• _WHAT NEEDS TO BE DONE_
Format every line of the material below as a Markdown table with the columns "Row" and "Line," numbering the rows and skipping any blank lines. Leave the pictures out of the table.

• _RECORDS FOR THIS TASK_
▼

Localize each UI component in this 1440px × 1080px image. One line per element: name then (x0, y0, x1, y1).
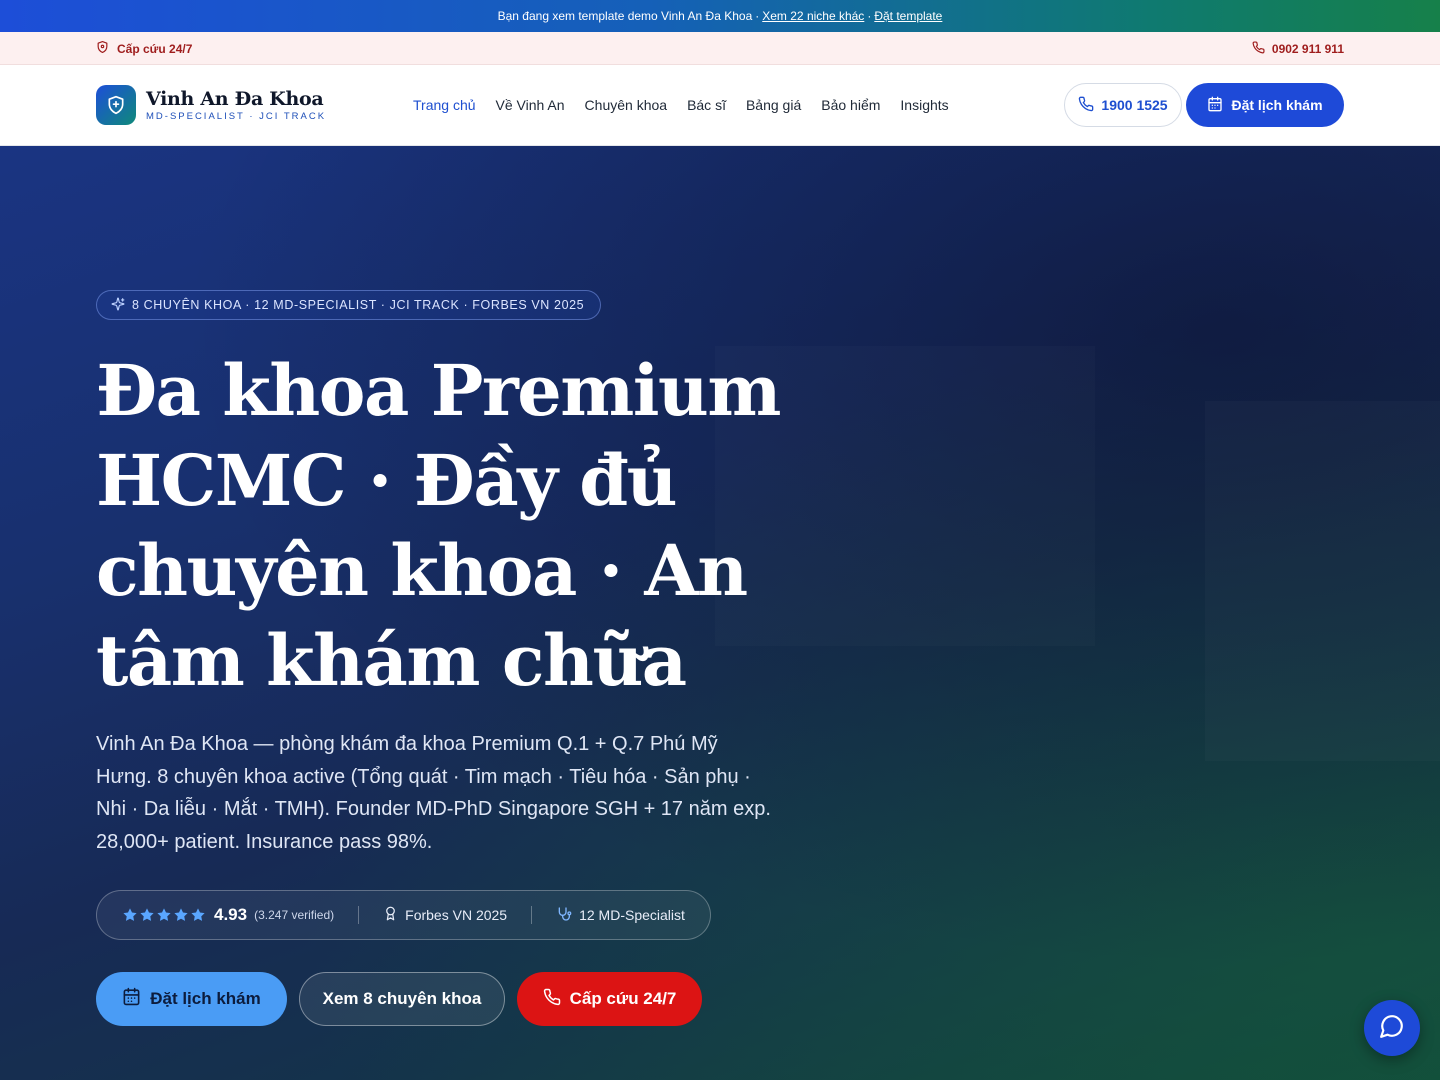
chat-widget-button[interactable] (1364, 1000, 1420, 1056)
rating-value: 4.93 (214, 905, 248, 924)
award-icon (383, 906, 398, 924)
logo[interactable]: Vinh An Đa Khoa MD-SPECIALIST · JCI TRAC… (96, 85, 326, 125)
chat-bubble-icon (1379, 1013, 1405, 1044)
nav-insurance[interactable]: Bảo hiểm (821, 97, 880, 113)
hero-tagline-pill: 8 CHUYÊN KHOA · 12 MD-SPECIALIST · JCI T… (96, 290, 602, 320)
main-nav: Trang chủ Về Vinh An Chuyên khoa Bác sĩ … (413, 65, 949, 145)
logo-title: Vinh An Đa Khoa (146, 88, 324, 110)
hero-section: 8 CHUYÊN KHOA · 12 MD-SPECIALIST · JCI T… (0, 146, 1440, 1080)
hero-tagline: 8 CHUYÊN KHOA · 12 MD-SPECIALIST · JCI T… (132, 298, 585, 312)
star-icon (191, 908, 205, 921)
phone-icon (1078, 96, 1094, 115)
award-label: Forbes VN 2025 (405, 907, 508, 923)
site-header: Vinh An Đa Khoa MD-SPECIALIST · JCI TRAC… (0, 65, 1440, 146)
book-appointment-button[interactable]: Đặt lịch khám (96, 972, 287, 1026)
award-stat: Forbes VN 2025 (383, 906, 507, 924)
hero-background-shape (1205, 401, 1440, 761)
nav-doctors[interactable]: Bác sĩ (687, 97, 726, 113)
nav-about[interactable]: Về Vinh An (496, 97, 565, 113)
hotline-number: 1900 1525 (1101, 97, 1168, 113)
book-appointment-label: Đặt lịch khám (150, 989, 261, 1008)
hotline-button[interactable]: 1900 1525 (1064, 83, 1182, 127)
utility-phone-link[interactable]: 0902 911 911 (1252, 32, 1344, 65)
star-icon (140, 908, 154, 921)
calendar-icon (122, 987, 141, 1011)
view-specialties-button[interactable]: Xem 8 chuyên khoa (299, 972, 505, 1026)
hero-description: Vinh An Đa Khoa — phòng khám đa khoa Pre… (96, 733, 771, 853)
specialists-stat: 12 MD-Specialist (556, 906, 685, 925)
specialists-label: 12 MD-Specialist (579, 907, 685, 923)
view-specialties-label: Xem 8 chuyên khoa (322, 989, 482, 1008)
shield-icon (96, 40, 109, 57)
trust-stats-bar: 4.93 (3.247 verified) Forbes VN 2025 12 … (96, 890, 711, 940)
emergency-button-label: Cấp cứu 24/7 (569, 989, 677, 1008)
star-icon (157, 908, 171, 921)
phone-icon (543, 988, 561, 1011)
phone-icon (1252, 40, 1265, 57)
utility-phone-number: 0902 911 911 (1271, 41, 1344, 56)
rating-stars (122, 907, 206, 923)
stethoscope-icon (556, 906, 572, 925)
header-book-button[interactable]: Đặt lịch khám (1186, 83, 1344, 127)
utility-bar: Cấp cứu 24/7 0902 911 911 (0, 32, 1440, 65)
nav-pricing[interactable]: Bảng giá (746, 97, 801, 113)
demo-banner: Bạn đang xem template demo Vinh An Đa Kh… (0, 0, 1440, 32)
separator: · (755, 9, 760, 23)
emergency-label: Cấp cứu 24/7 (117, 41, 193, 56)
sparkles-icon (111, 297, 125, 314)
demo-banner-text: Bạn đang xem template demo Vinh An Đa Kh… (497, 9, 753, 23)
other-niches-link[interactable]: Xem 22 niche khác (762, 9, 864, 23)
nav-home[interactable]: Trang chủ (413, 97, 476, 113)
separator: · (867, 9, 872, 23)
star-icon (174, 908, 188, 921)
divider (531, 906, 533, 924)
hero-title: Đa khoa Premium HCMC · Đầy đủ chuyên kho… (96, 349, 781, 702)
star-icon (123, 908, 137, 921)
nav-specialties[interactable]: Chuyên khoa (585, 97, 668, 113)
emergency-button[interactable]: Cấp cứu 24/7 (517, 972, 702, 1026)
divider (358, 906, 360, 924)
header-book-label: Đặt lịch khám (1231, 97, 1323, 113)
calendar-icon (1207, 96, 1223, 115)
logo-subtitle: MD-SPECIALIST · JCI TRACK (146, 111, 327, 122)
shield-plus-icon (96, 85, 136, 125)
order-template-link[interactable]: Đặt template (874, 9, 942, 23)
rating-count: (3.247 verified) (254, 908, 335, 922)
emergency-notice: Cấp cứu 24/7 (96, 32, 192, 65)
nav-insights[interactable]: Insights (900, 97, 948, 113)
logo-text: Vinh An Đa Khoa MD-SPECIALIST · JCI TRAC… (146, 88, 326, 122)
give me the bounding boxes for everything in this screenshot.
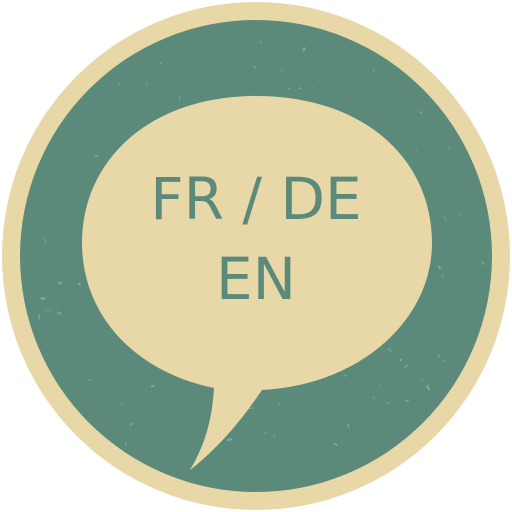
texture-speck bbox=[159, 61, 162, 64]
texture-speck bbox=[318, 80, 321, 83]
texture-speck bbox=[87, 378, 92, 382]
language-pair-text: FR / DE bbox=[150, 165, 362, 233]
texture-speck bbox=[46, 310, 51, 312]
texture-speck bbox=[38, 313, 40, 320]
target-language-text: EN bbox=[215, 245, 297, 313]
texture-speck bbox=[443, 359, 446, 362]
language-badge-icon: FR / DE EN bbox=[0, 0, 512, 512]
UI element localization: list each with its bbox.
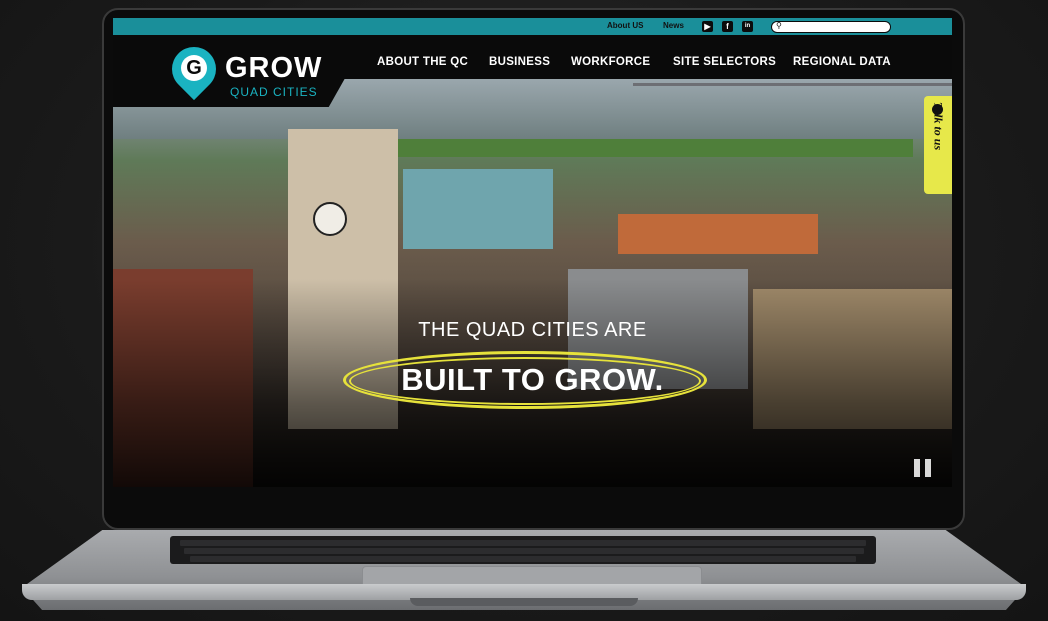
- pause-button[interactable]: [914, 459, 934, 477]
- browser-screen: About US News ▶ f in ⚲ ABOUT THE QC BUSI…: [113, 18, 952, 487]
- linkedin-icon[interactable]: in: [742, 21, 753, 32]
- talk-to-us-label: Talk to us: [931, 101, 946, 151]
- clock-face: [313, 202, 347, 236]
- hero-background-photo: [113, 79, 952, 487]
- bridge: [633, 83, 952, 110]
- pause-icon: [914, 459, 920, 477]
- logo-subtitle: QUAD CITIES: [230, 85, 318, 99]
- news-link[interactable]: News: [663, 21, 684, 30]
- logo-title: GROW: [225, 52, 323, 84]
- nav-about-the-qc[interactable]: ABOUT THE QC: [377, 56, 468, 68]
- nav-regional-data[interactable]: REGIONAL DATA: [793, 56, 891, 68]
- search-input[interactable]: ⚲: [771, 21, 891, 33]
- laptop-hinge: [410, 598, 638, 606]
- youtube-icon[interactable]: ▶: [702, 21, 713, 32]
- about-us-link[interactable]: About US: [607, 21, 643, 30]
- utility-bar: About US News ▶ f in ⚲: [113, 18, 952, 35]
- hero-subtitle: THE QUAD CITIES ARE: [418, 319, 647, 341]
- nav-business[interactable]: BUSINESS: [489, 56, 550, 68]
- building-orange: [618, 214, 818, 254]
- facebook-icon[interactable]: f: [722, 21, 733, 32]
- search-icon: ⚲: [776, 21, 782, 30]
- nav-workforce[interactable]: WORKFORCE: [571, 56, 650, 68]
- keyboard: [170, 536, 876, 564]
- riverfront-park: [393, 139, 913, 157]
- building-blue: [403, 169, 553, 249]
- nav-site-selectors[interactable]: SITE SELECTORS: [673, 56, 776, 68]
- logo-mark: G: [181, 55, 207, 81]
- hero-headline: BUILT TO GROW.: [401, 362, 664, 397]
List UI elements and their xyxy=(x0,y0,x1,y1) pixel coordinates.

▲

• _SOLVED EXERCISE_
| Row | Line |
|---|---|
| 1 | Localize each UI component in this 1440px × 1080px image. One line per element: name then (x0, y0, x1, y1). |
| 2 | chat-widget-button[interactable] (1364, 1000, 1420, 1056) |
| 3 | rating-value: 4.93 (214, 905, 248, 924) |
| 4 | award-icon (383, 906, 398, 924) |
| 5 | logo[interactable]: Vinh An Đa Khoa MD-SPECIALIST · JCI TRAC… (96, 85, 326, 125) |
| 6 | chat-bubble-icon (1379, 1013, 1405, 1044) |
| 7 | nav-insurance[interactable]: Bảo hiểm (821, 97, 880, 113) |
| 8 | hero-tagline-pill: 8 CHUYÊN KHOA · 12 MD-SPECIALIST · JCI T… (96, 290, 602, 320) |
| 9 | main-nav: Trang chủ Về Vinh An Chuyên khoa Bác sĩ … (413, 65, 949, 145) |
| 10 | logo-title: Vinh An Đa Khoa (146, 88, 324, 110) |
| 11 | hero-section: 8 CHUYÊN KHOA · 12 MD-SPECIALIST · JCI T… (0, 146, 1440, 1080) |
| 12 | hero-tagline: 8 CHUYÊN KHOA · 12 MD-SPECIALIST · JCI T… (132, 298, 585, 312) |
| 13 | star-icon (191, 908, 205, 921) |
| 14 | phone-icon (1078, 96, 1094, 115) |
| 15 | award-label: Forbes VN 2025 (405, 907, 508, 923) |
| 16 | site-header: Vinh An Đa Khoa MD-SPECIALIST · JCI TRAC… (0, 65, 1440, 146) |
| 17 | book-appointment-button[interactable]: Đặt lịch khám (96, 972, 287, 1026) |
| 18 | award-stat: Forbes VN 2025 (383, 906, 507, 924) |
| 19 | hero-background-shape (1205, 401, 1440, 761) |
| 20 | nav-doctors[interactable]: Bác sĩ (687, 97, 726, 113) |
| 21 | nav-about[interactable]: Về Vinh An (496, 97, 565, 113) |
| 22 | hotline-number: 1900 1525 (1101, 97, 1168, 113) |
| 23 | book-appointment-label: Đặt lịch khám (150, 989, 261, 1008) |
| 24 | hotline-button[interactable]: 1900 1525 (1064, 83, 1182, 127) |
| 25 | utility-phone-link[interactable]: 0902 911 911 (1252, 32, 1344, 65) |
| 26 | star-icon (140, 908, 154, 921) |
| 27 | calendar-icon (122, 987, 141, 1011) |
| 28 | view-specialties-button[interactable]: Xem 8 chuyên khoa (299, 972, 505, 1026) |
| 29 | hero-description: Vinh An Đa Khoa — phòng khám đa khoa Pre… (96, 733, 771, 853) |
| 30 | specialists-stat: 12 MD-Specialist (556, 906, 685, 925) |
| 31 | specialists-label: 12 MD-Specialist (579, 907, 685, 923) |
| 32 | view-specialties-label: Xem 8 chuyên khoa (322, 989, 482, 1008) |
| 33 | shield-icon (96, 40, 109, 57) |
| 34 | trust-stats-bar: 4.93 (3.247 verified) Forbes VN 2025 12 … (96, 890, 711, 940) |
| 35 | emergency-button-label: Cấp cứu 24/7 (569, 989, 677, 1008) |
| 36 | star-icon (157, 908, 171, 921) |
| 37 | phone-icon (543, 988, 561, 1011) |
| 38 | phone-icon (1252, 40, 1265, 57) |
| 39 | utility-phone-number: 0902 911 911 (1271, 41, 1344, 56) |
| 40 | rating-stars (122, 907, 206, 923) |
| 41 | stethoscope-icon (556, 906, 572, 925) |
| 42 | header-book-button[interactable]: Đặt lịch khám (1186, 83, 1344, 127) |
| 43 | utility-bar: Cấp cứu 24/7 0902 911 911 (0, 32, 1440, 65) |
| 44 | nav-pricing[interactable]: Bảng giá (746, 97, 801, 113) |
| 45 | demo-banner: Bạn đang xem template demo Vinh An Đa Kh… (0, 0, 1440, 32) |
| 46 | separator: · (755, 9, 760, 23) |
| 47 | emergency-label: Cấp cứu 24/7 (117, 41, 193, 56) |
| 48 | sparkles-icon (111, 297, 125, 314) |
| 49 | demo-banner-text: Bạn đang xem template demo Vinh An Đa Kh… (497, 9, 753, 23) |
| 50 | other-niches-link[interactable]: Xem 22 niche khác (762, 9, 864, 23) |
| 51 | nav-home[interactable]: Trang chủ (413, 97, 476, 113) |
| 52 | separator: · (867, 9, 872, 23) |
| 53 | star-icon (174, 908, 188, 921) |
| 54 | divider (531, 906, 533, 924) |
| 55 | hero-title: Đa khoa Premium HCMC · Đầy đủ chuyên kho… (96, 349, 781, 702) |
| 56 | star-icon (123, 908, 137, 921) |
| 57 | nav-specialties[interactable]: Chuyên khoa (585, 97, 668, 113) |
| 58 | emergency-button[interactable]: Cấp cứu 24/7 (517, 972, 702, 1026) |
| 59 | divider (358, 906, 360, 924) |
| 60 | header-book-label: Đặt lịch khám (1231, 97, 1323, 113) |
| 61 | calendar-icon (1207, 96, 1223, 115) |
| 62 | logo-subtitle: MD-SPECIALIST · JCI TRACK (146, 111, 327, 122) |
| 63 | shield-plus-icon (96, 85, 136, 125) |
| 64 | order-template-link[interactable]: Đặt template (874, 9, 942, 23) |
| 65 | rating-count: (3.247 verified) (254, 908, 335, 922) |
| 66 | emergency-notice: Cấp cứu 24/7 (96, 32, 192, 65) |
| 67 | nav-insights[interactable]: Insights (900, 97, 948, 113) |
| 68 | logo-text: Vinh An Đa Khoa MD-SPECIALIST · JCI TRAC… (146, 88, 326, 122) |
| 69 | give me the bounding boxes for everything in this screenshot. |
| 70 | texture-speck bbox=[159, 61, 162, 64] |
| 71 | texture-speck bbox=[318, 80, 321, 83] |
| 72 | texture-speck bbox=[87, 378, 92, 382] |
| 73 | language-pair-text: FR / DE bbox=[150, 165, 362, 233] |
| 74 | texture-speck bbox=[46, 310, 51, 312] |
| 75 | texture-speck bbox=[38, 313, 40, 320] |
| 76 | target-language-text: EN bbox=[215, 245, 297, 313] |
| 77 | texture-speck bbox=[443, 359, 446, 362] |
| 78 | language-badge-icon: FR / DE EN bbox=[0, 0, 512, 512] |
| 79 | UI element localization: list each with its bbox. |
| 80 | - pause-button[interactable]: [914, 459, 934, 477] |
| 81 | - browser-screen: About US News ▶ f in ⚲ ABOUT THE QC BUSI…: [113, 18, 952, 487] |
| 82 | - linkedin-icon[interactable]: in: [742, 21, 753, 32] |
| 83 | - talk-to-us-label: Talk to us: [931, 101, 946, 151] |
| 84 | - clock-face: [313, 202, 347, 236] |
| 85 | - hero-background-photo: [113, 79, 952, 487] |
| 86 | - bridge: [633, 83, 952, 110] |
| 87 | - pause-icon: [914, 459, 920, 477] |
| 88 | - logo-subtitle: QUAD CITIES: [230, 85, 318, 99] |
| 89 | - news-link[interactable]: News: [663, 21, 684, 30] |
| 90 | - logo-title: GROW: [225, 52, 323, 84] |
| 91 | - nav-about-the-qc[interactable]: ABOUT THE QC: [377, 56, 468, 68] |
| 92 | - nav-regional-data[interactable]: REGIONAL DATA: [793, 56, 891, 68] |
| 93 | - search-input[interactable]: ⚲: [771, 21, 891, 33] |
| 94 | - laptop-hinge: [410, 598, 638, 606] |
| 95 | - youtube-icon[interactable]: ▶: [702, 21, 713, 32] |
| 96 | - about-us-link[interactable]: About US: [607, 21, 643, 30] |
| 97 | - utility-bar: About US News ▶ f in ⚲: [113, 18, 952, 35] |
| 98 | - hero-subtitle: THE QUAD CITIES ARE: [418, 319, 647, 341] |
| 99 | - nav-business[interactable]: BUSINESS: [489, 56, 550, 68] |
| 100 | - building-orange: [618, 214, 818, 254] |
| 101 | - facebook-icon[interactable]: f: [722, 21, 733, 32] |
| 102 | - search-icon: ⚲: [776, 21, 782, 30] |
| 103 | - nav-workforce[interactable]: WORKFORCE: [571, 56, 650, 68] |
| 104 | - keyboard: [170, 536, 876, 564] |
| 105 | - riverfront-park: [393, 139, 913, 157] |
| 106 | - building-blue: [403, 169, 553, 249] |
| 107 | - nav-site-selectors[interactable]: SITE SELECTORS: [673, 56, 776, 68] |
| 108 | - logo-mark: G: [181, 55, 207, 81] |
| 109 | - hero-headline: BUILT TO GROW.: [401, 362, 664, 397] |
| 110 | List UI elements and their xyxy=(x0,y0,x1,y1) pixel coordinates. |